LISTED RECORDS –
↓

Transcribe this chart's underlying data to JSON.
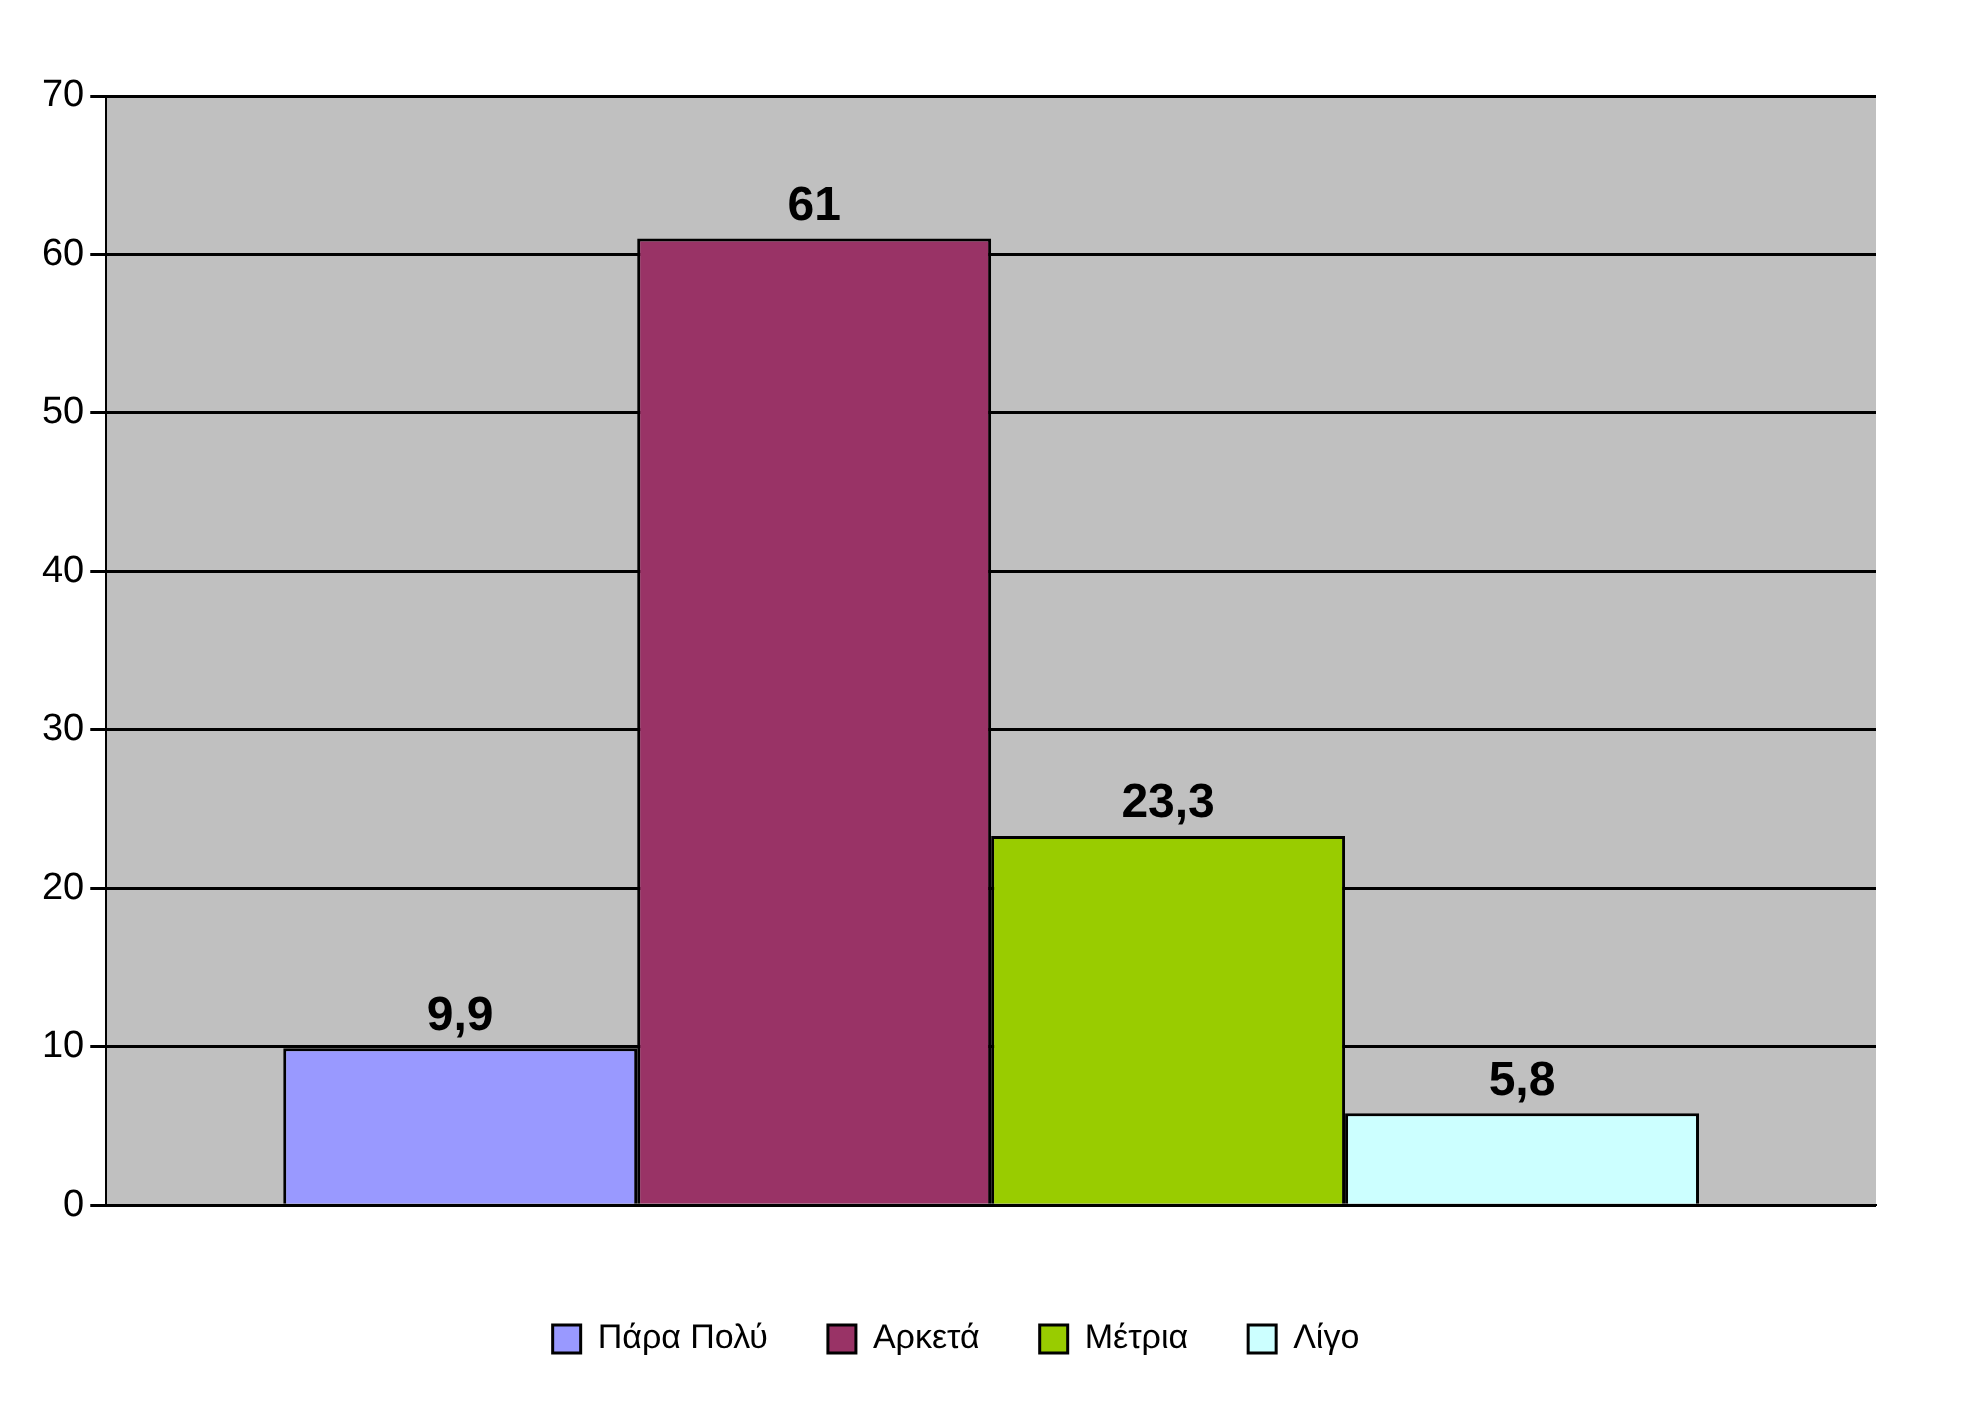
{
  "chart_data": {
    "type": "bar",
    "categories": [
      null
    ],
    "series": [
      {
        "name": "Πάρα Πολύ",
        "color": "#9999ff",
        "values": [
          9.9
        ],
        "value_labels": [
          "9,9"
        ]
      },
      {
        "name": "Αρκετά",
        "color": "#993366",
        "values": [
          61
        ],
        "value_labels": [
          "61"
        ]
      },
      {
        "name": "Μέτρια",
        "color": "#99cc00",
        "values": [
          23.3
        ],
        "value_labels": [
          "23,3"
        ]
      },
      {
        "name": "Λίγο",
        "color": "#ccffff",
        "values": [
          5.8
        ],
        "value_labels": [
          "5,8"
        ]
      }
    ],
    "ylim": [
      0,
      70
    ],
    "yticks": [
      0,
      10,
      20,
      30,
      40,
      50,
      60,
      70
    ],
    "grid": "y",
    "legend": "bottom"
  }
}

↑

YOUR OBJECTIVE – Check each line above for the word "name" and give the number of lines that have it, nothing else.

CORRECT RESULT – 4